Request
Identify all lines in the data containing the string "Residence". Copy them out.

[Structured figure records]
[Begin]

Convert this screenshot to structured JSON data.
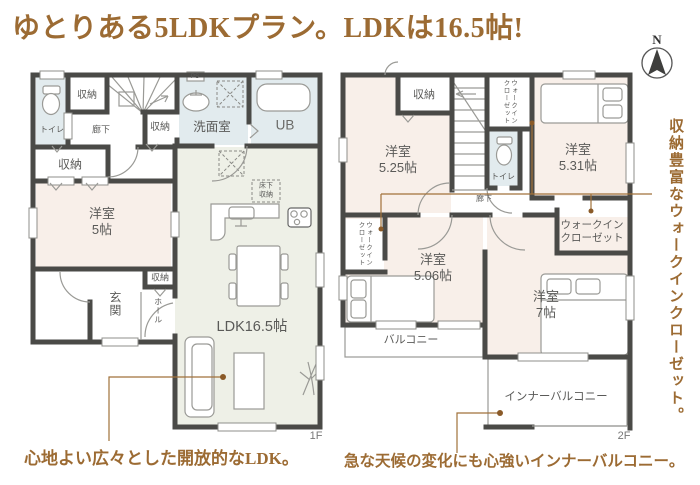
{
  "title": "ゆとりある5LDKプラン。LDKは16.5帖!",
  "compass_n": "N",
  "side_caption": "収納豊富なウォークインクローゼット。",
  "floor1": {
    "caption": "心地よい広々とした開放的なLDK。",
    "floor_label": "1F",
    "labels": {
      "toilet": "トイレ",
      "storage_a": "収納",
      "corridor": "廊下",
      "storage_b": "収納",
      "ps": "PS",
      "washroom": "洗面室",
      "unit_bath": "UB",
      "storage_c": "収納",
      "bedroom5": "洋室\n5帖",
      "entrance": "玄関",
      "storage_d": "収納",
      "hall": "ホール",
      "underfloor_storage": "床下\n収納",
      "ldk": "LDK16.5帖"
    }
  },
  "floor2": {
    "caption": "急な天候の変化にも心強いインナーバルコニー。",
    "floor_label": "2F",
    "labels": {
      "storage": "収納",
      "bedroom_525": "洋室\n5.25帖",
      "wic_top": "ウォークイン\nクローゼット",
      "toilet": "トイレ",
      "bedroom_531": "洋室\n5.31帖",
      "corridor": "廊下",
      "wic_right": "ウォークイン\nクローゼット",
      "wic_left": "ウォークイン\nクローゼット",
      "bedroom_506": "洋室\n5.06帖",
      "bedroom_7": "洋室\n7帖",
      "balcony": "バルコニー",
      "inner_balcony": "インナーバルコニー"
    }
  },
  "colors": {
    "accent_brown": "#9c6b33",
    "leader_brown": "#a1713a",
    "wall": "#4a4a47",
    "room_pink": "#f8efe9",
    "room_green": "#eef0e7",
    "room_blue": "#e2ebee"
  }
}
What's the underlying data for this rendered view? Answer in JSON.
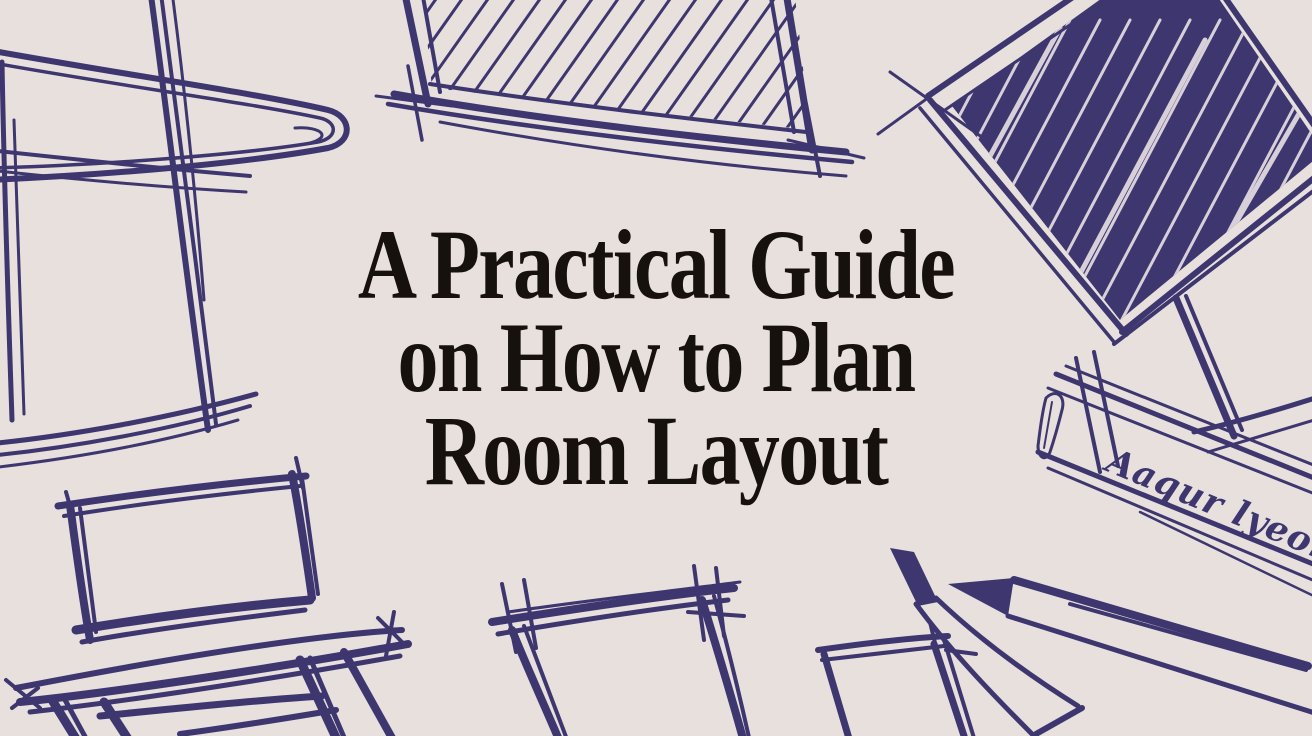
{
  "page": {
    "background_color": "#e7e0dc",
    "ink_color": "#3e366f",
    "title_color": "#17110d",
    "title": {
      "line1": "A Practical Guide",
      "line2": "on How to Plan",
      "line3": "Room Layout",
      "full": "A Practical Guide on How to Plan Room Layout"
    },
    "handwritten_note": "Aaqur lyeored",
    "sketches": [
      {
        "name": "chair-outline-top-left"
      },
      {
        "name": "hatched-picture-frame-top-center"
      },
      {
        "name": "scribble-filled-diamond-canvas-top-right"
      },
      {
        "name": "ruler-banner-with-handwriting-right"
      },
      {
        "name": "chair-bottom-left"
      },
      {
        "name": "picture-frame-bottom-center"
      },
      {
        "name": "picture-frame-bottom-right"
      },
      {
        "name": "two-pencils-bottom-right"
      }
    ]
  }
}
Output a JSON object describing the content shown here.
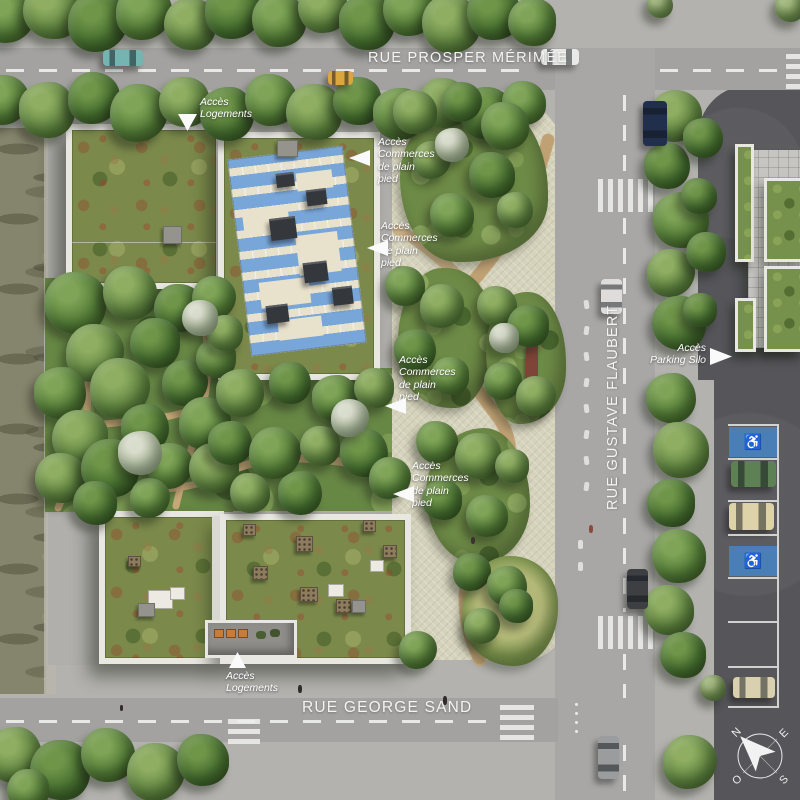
{
  "streets": {
    "top": "RUE PROSPER MÉRIMÉE",
    "right": "RUE GUSTAVE FLAUBERT",
    "bottom": "RUE GEORGE SAND"
  },
  "annotations": [
    {
      "id": "acces-logements-top",
      "lines": [
        "Accès",
        "Logements"
      ]
    },
    {
      "id": "acces-commerces-1",
      "lines": [
        "Accès",
        "Commerces",
        "de plain",
        "pied"
      ]
    },
    {
      "id": "acces-commerces-2",
      "lines": [
        "Accès",
        "Commerces",
        "de plain",
        "pied"
      ]
    },
    {
      "id": "acces-commerces-3",
      "lines": [
        "Accès",
        "Commerces",
        "de plain",
        "pied"
      ]
    },
    {
      "id": "acces-commerces-4",
      "lines": [
        "Accès",
        "Commerces",
        "de plain",
        "pied"
      ]
    },
    {
      "id": "acces-parking-silo",
      "lines": [
        "Accès",
        "Parking Silo"
      ]
    },
    {
      "id": "acces-logements-bottom",
      "lines": [
        "Accès",
        "Logements"
      ]
    }
  ],
  "compass": {
    "north": "N",
    "east": "E",
    "south": "S",
    "west": "O"
  },
  "icons": {
    "wheelchair": "♿"
  },
  "colors": {
    "plaza": "#d6d3bc",
    "road": "#a3a2a0",
    "dark_lot": "#56565a",
    "solar_blue": "#79a6d9",
    "sedum_green": "#7b8a4b",
    "handicap_blue": "#4a7fb5",
    "path_tan": "#c9ab80"
  }
}
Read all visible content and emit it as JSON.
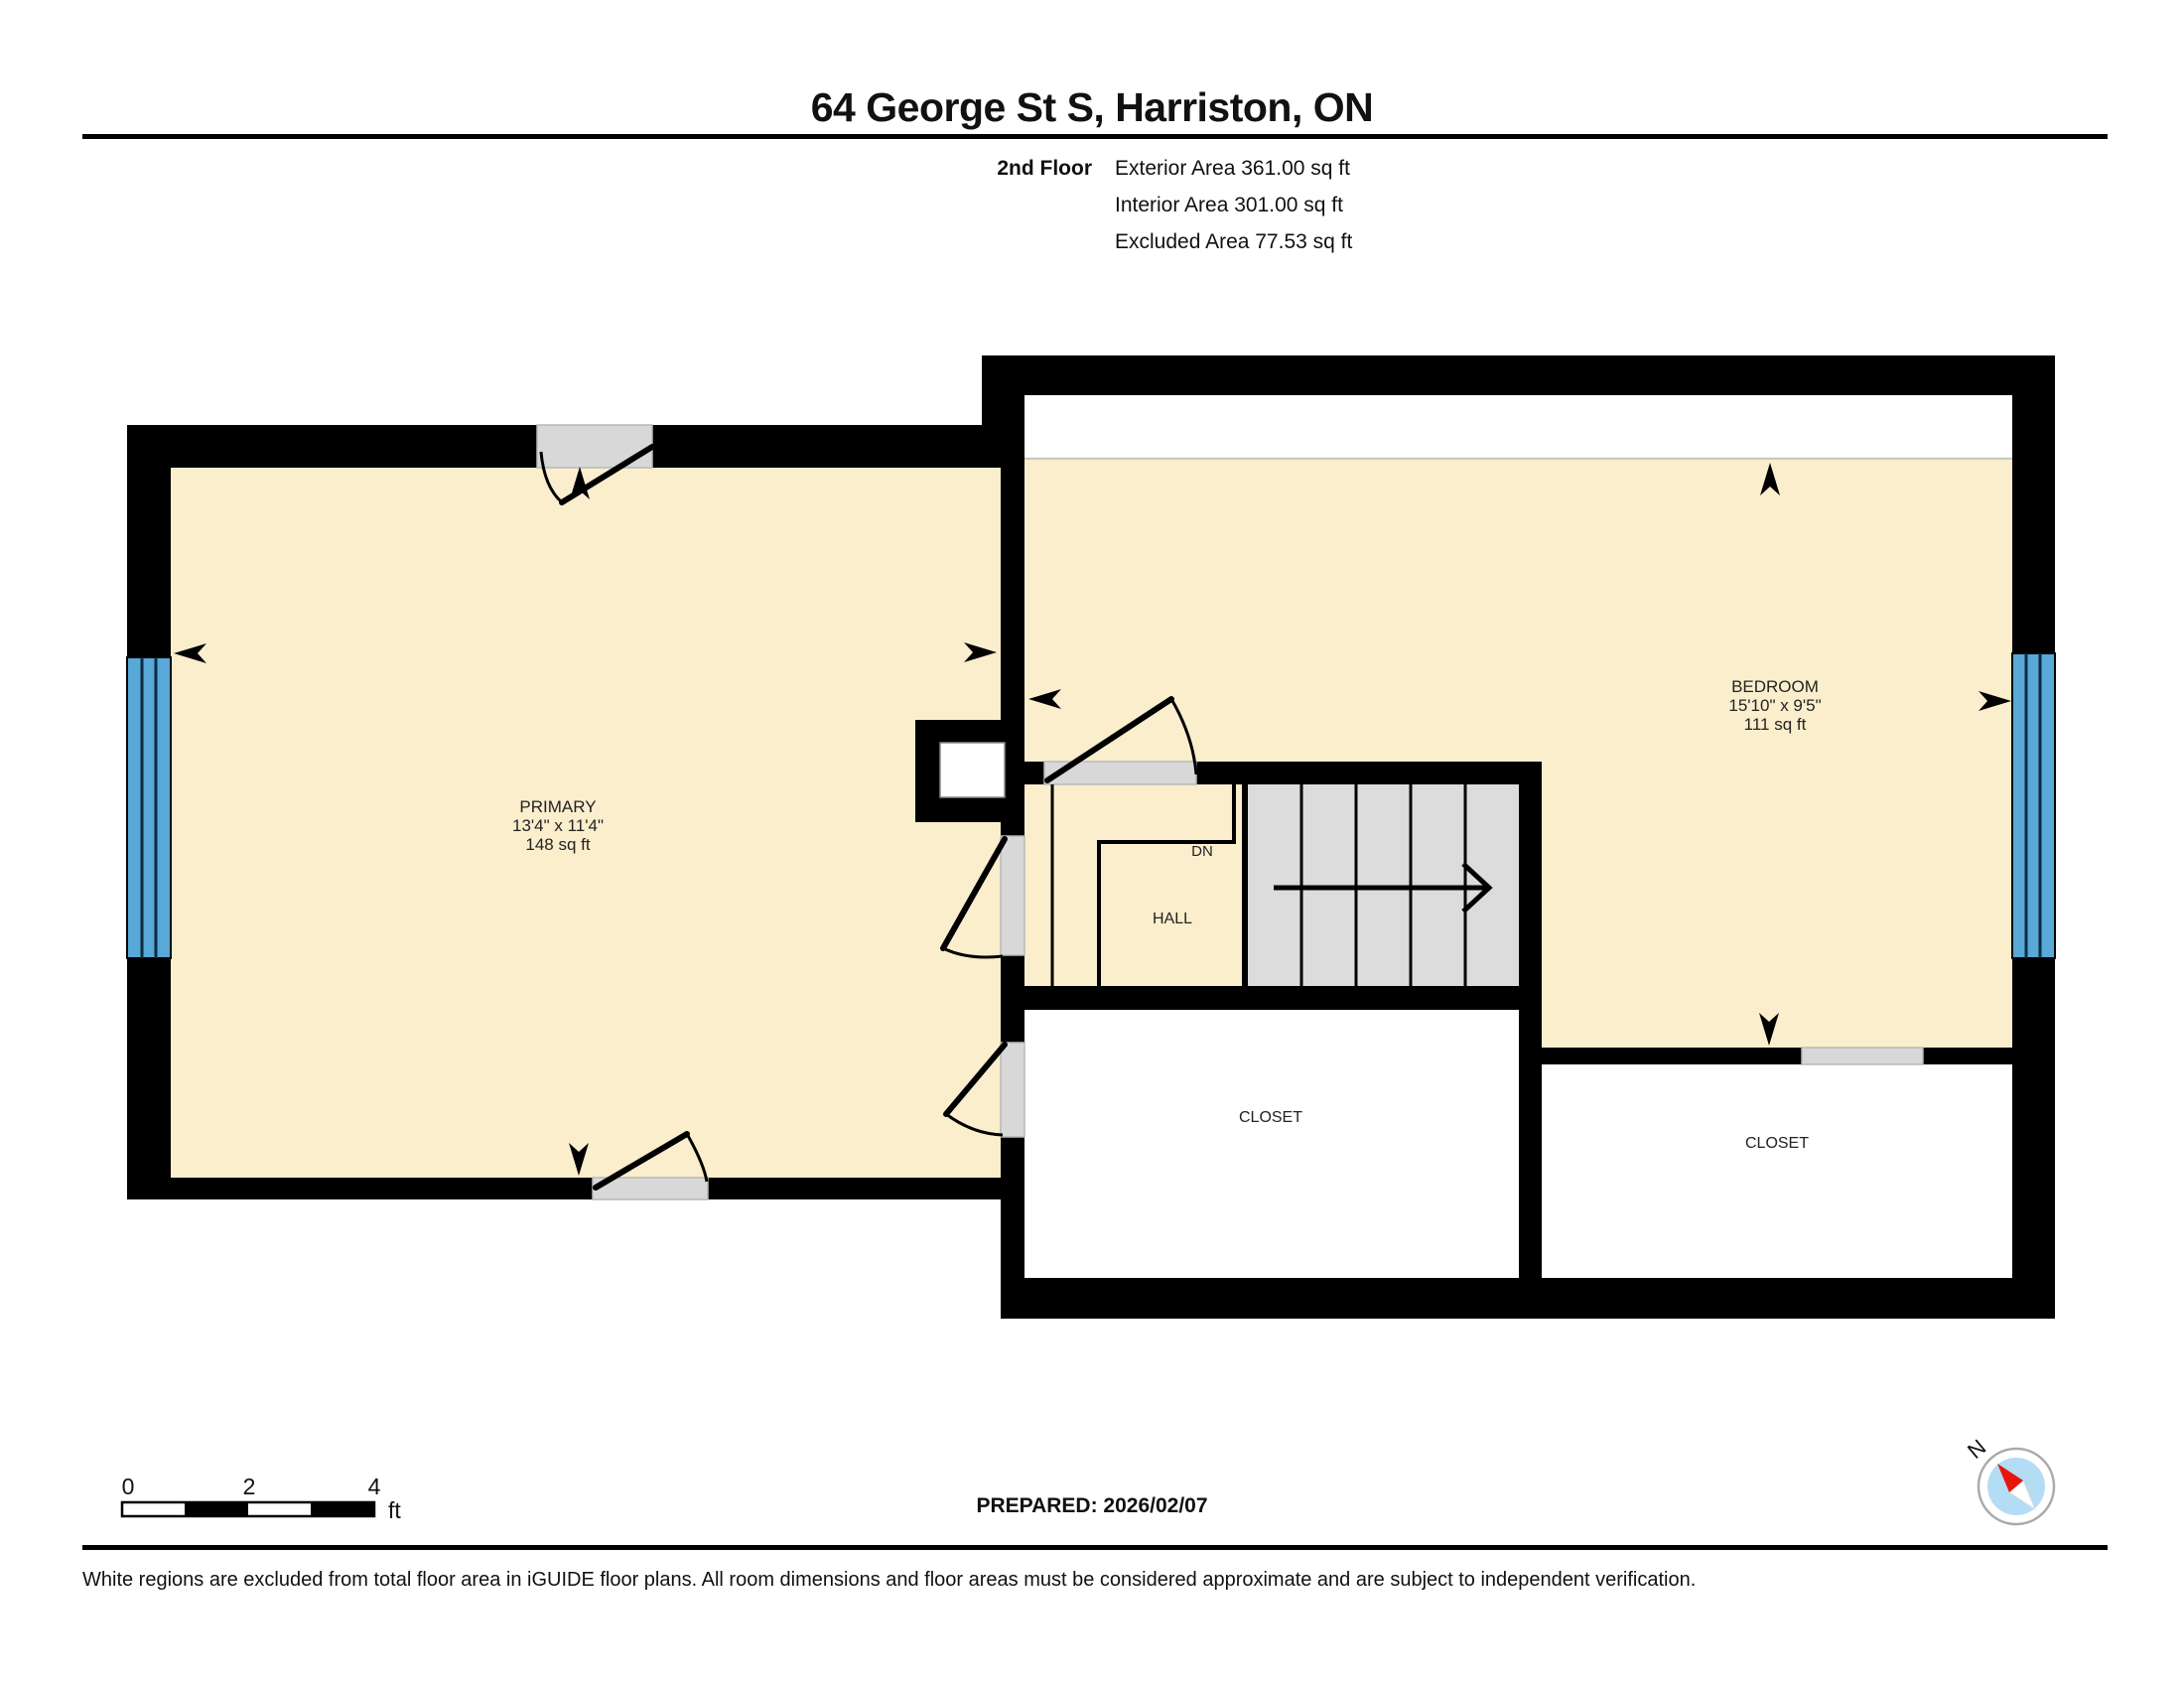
{
  "page": {
    "title": "64 George St S, Harriston, ON"
  },
  "floor_info": {
    "floor_label": "2nd Floor",
    "exterior_area": "Exterior Area 361.00 sq ft",
    "interior_area": "Interior Area 301.00 sq ft",
    "excluded_area": "Excluded Area 77.53 sq ft"
  },
  "rooms": {
    "primary": {
      "name": "PRIMARY",
      "dimensions": "13'4\" x 11'4\"",
      "area": "148 sq ft"
    },
    "bedroom": {
      "name": "BEDROOM",
      "dimensions": "15'10\" x 9'5\"",
      "area": "111 sq ft"
    },
    "hall": {
      "name": "HALL"
    },
    "stairs": {
      "down_label": "DN"
    },
    "closet_center": {
      "name": "CLOSET"
    },
    "closet_right": {
      "name": "CLOSET"
    }
  },
  "scale_bar": {
    "ticks": [
      "0",
      "2",
      "4"
    ],
    "unit": "ft"
  },
  "prepared_label": "PREPARED: 2026/02/07",
  "compass": {
    "north_label": "N"
  },
  "disclaimer": "White regions are excluded from total floor area in iGUIDE floor plans. All room dimensions and floor areas must be considered approximate and are subject to independent verification.",
  "colors": {
    "wall": "#000000",
    "room_fill": "#FAEECD",
    "excluded_fill": "#FFFFFF",
    "opening_fill": "#D8D8D8",
    "stair_fill": "#DCDCDC",
    "window_fill": "#58A8D8",
    "compass_face": "#B5DCF5",
    "compass_needle": "#E8150D"
  }
}
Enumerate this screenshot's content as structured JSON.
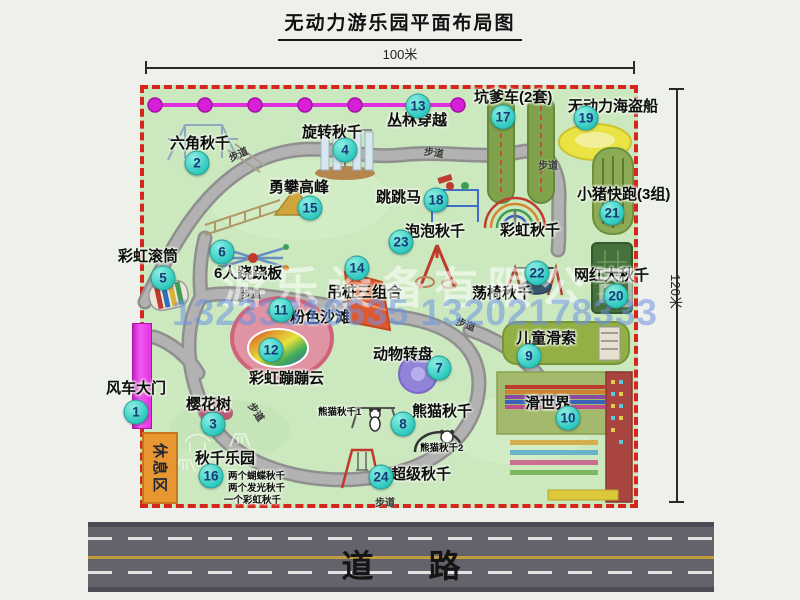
{
  "title": "无动力游乐园平面布局图",
  "dimensions": {
    "top": "100米",
    "right": "120米"
  },
  "road_label": "道 路",
  "path_label": "步道",
  "rest_area_label": "休息区",
  "rainbow_swing_label": "彩虹秋千",
  "watermark": {
    "company": "游乐设备有限公司",
    "phone": "13233816635 13202178333"
  },
  "colors": {
    "marker_teal": "#2cc8bd",
    "boundary_red": "#d5251c",
    "park_green": "#cbe8bf",
    "gate_magenta": "#e332e3",
    "road_gray": "#63636c",
    "rest_orange": "#e8962f"
  },
  "attractions": [
    {
      "num": "1",
      "name": "风车大门"
    },
    {
      "num": "2",
      "name": "六角秋千"
    },
    {
      "num": "3",
      "name": "樱花树"
    },
    {
      "num": "4",
      "name": "旋转秋千"
    },
    {
      "num": "5",
      "name": "彩虹滚筒"
    },
    {
      "num": "6",
      "name": "6人跷跷板"
    },
    {
      "num": "7",
      "name": "动物转盘"
    },
    {
      "num": "8",
      "name": "熊猫秋千",
      "subs": [
        "熊猫秋千1",
        "熊猫秋千2"
      ]
    },
    {
      "num": "9",
      "name": "儿童滑索"
    },
    {
      "num": "10",
      "name": "滑世界"
    },
    {
      "num": "11",
      "name": "粉色沙滩"
    },
    {
      "num": "12",
      "name": "彩虹蹦蹦云"
    },
    {
      "num": "13",
      "name": "丛林穿越"
    },
    {
      "num": "14",
      "name": "吊桩三组合"
    },
    {
      "num": "15",
      "name": "勇攀高峰"
    },
    {
      "num": "16",
      "name": "秋千乐园",
      "subs": [
        "两个蝴蝶秋千",
        "两个发光秋千",
        "一个彩虹秋千"
      ]
    },
    {
      "num": "17",
      "name": "坑爹车(2套)"
    },
    {
      "num": "18",
      "name": "跳跳马"
    },
    {
      "num": "19",
      "name": "无动力海盗船"
    },
    {
      "num": "20",
      "name": "网红大秋千"
    },
    {
      "num": "21",
      "name": "小猪快跑(3组)"
    },
    {
      "num": "22",
      "name": "荡椅秋千"
    },
    {
      "num": "23",
      "name": "泡泡秋千"
    },
    {
      "num": "24",
      "name": "超级秋千"
    }
  ]
}
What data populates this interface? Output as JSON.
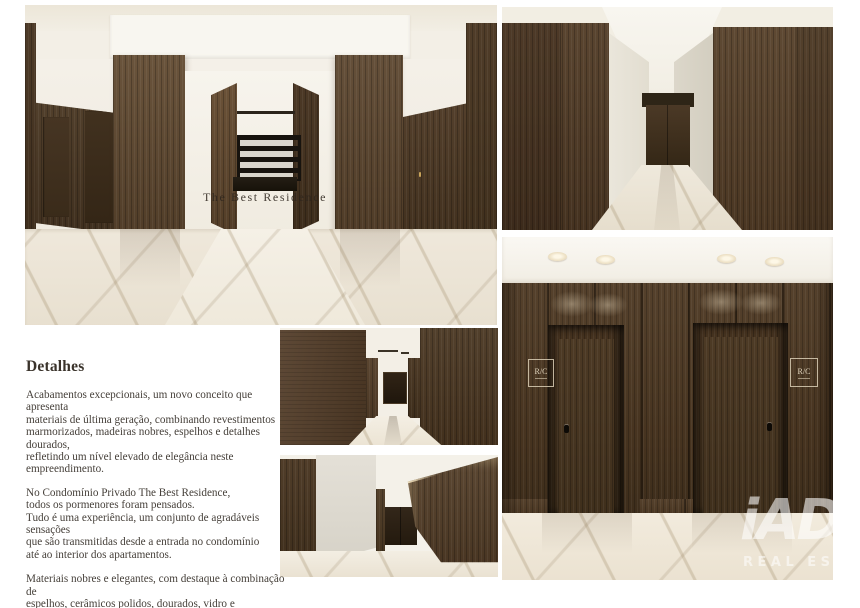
{
  "details": {
    "heading": "Detalhes",
    "paragraphs": [
      "Acabamentos excepcionais, um novo conceito que apresenta\nmateriais de última geração, combinando revestimentos\nmarmorizados, madeiras nobres, espelhos e detalhes dourados,\nrefletindo um nível elevado de elegância neste empreendimento.",
      "No Condomínio Privado The Best Residence,\ntodos os pormenores foram pensados.\nTudo é uma experiência, um conjunto de agradáveis sensações\nque são transmitidas desde a entrada no condomínio\naté ao interior dos apartamentos.",
      "Materiais nobres e elegantes, com destaque à combinação de\nespelhos, cerâmicos polidos, dourados, vidro e marmoreados."
    ]
  },
  "images": {
    "lobby": {
      "wall_text": "The Best Residence"
    },
    "elevators": {
      "sign_text": "R/C"
    }
  },
  "watermark": {
    "brand": "iAD",
    "tagline": "REAL ESTATE"
  },
  "colors": {
    "page_bg": "#ffffff",
    "wood_dark": "#44321e",
    "wood_mid": "#57432e",
    "marble": "#ece5d8",
    "ceiling_cream": "#efe9db",
    "body_text": "#46403a",
    "watermark_white": "rgba(255,255,255,0.58)"
  }
}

[End]

Answer to the exercise
      "No Condomínio Privado The Best Residence,\ntodos os pormenores foram pensados.\nTudo é uma experiência, um conjunto de agradáveis sensações\nque são transmitidas desde a entrada no condomínio\naté ao interior dos apartamentos.",
      "wall_text": "The Best Residence"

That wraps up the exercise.